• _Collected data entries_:
* * *
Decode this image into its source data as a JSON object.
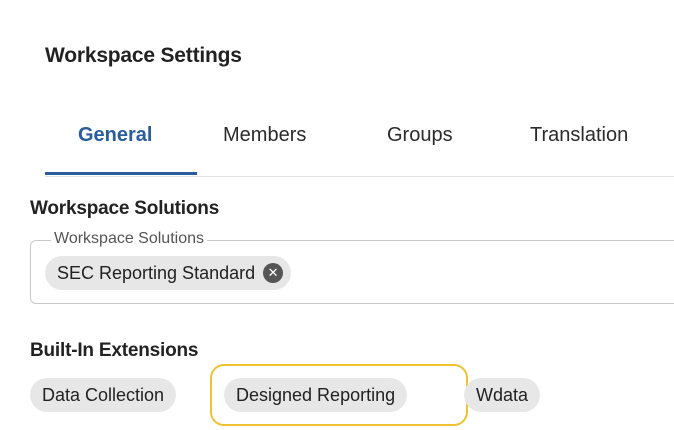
{
  "header": {
    "title": "Workspace Settings"
  },
  "tabs": [
    {
      "label": "General",
      "active": true
    },
    {
      "label": "Members",
      "active": false
    },
    {
      "label": "Groups",
      "active": false
    },
    {
      "label": "Translation",
      "active": false
    }
  ],
  "workspace_solutions": {
    "section_title": "Workspace Solutions",
    "field_label": "Workspace Solutions",
    "chips": [
      {
        "label": "SEC Reporting Standard",
        "remove_icon": "close-circle-icon"
      }
    ]
  },
  "built_in_extensions": {
    "section_title": "Built-In Extensions",
    "chips": [
      {
        "label": "Data Collection",
        "highlighted": false
      },
      {
        "label": "Designed Reporting",
        "highlighted": true
      },
      {
        "label": "Wdata",
        "highlighted": false
      }
    ]
  },
  "colors": {
    "accent": "#2a5d9c",
    "chip_bg": "#e7e7e7",
    "highlight": "#f0c232"
  }
}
* * *
• _DO THIS_: Return every line of the records exactly as given, pictures excluded.

• _RESULT OF THIS TASK_:
Decode this image into its source data as a JSON object.
{
  "header": {
    "title": "Workspace Settings"
  },
  "tabs": [
    {
      "label": "General",
      "active": true
    },
    {
      "label": "Members",
      "active": false
    },
    {
      "label": "Groups",
      "active": false
    },
    {
      "label": "Translation",
      "active": false
    }
  ],
  "workspace_solutions": {
    "section_title": "Workspace Solutions",
    "field_label": "Workspace Solutions",
    "chips": [
      {
        "label": "SEC Reporting Standard",
        "remove_icon": "close-circle-icon"
      }
    ]
  },
  "built_in_extensions": {
    "section_title": "Built-In Extensions",
    "chips": [
      {
        "label": "Data Collection",
        "highlighted": false
      },
      {
        "label": "Designed Reporting",
        "highlighted": true
      },
      {
        "label": "Wdata",
        "highlighted": false
      }
    ]
  },
  "colors": {
    "accent": "#2a5d9c",
    "chip_bg": "#e7e7e7",
    "highlight": "#f0c232"
  }
}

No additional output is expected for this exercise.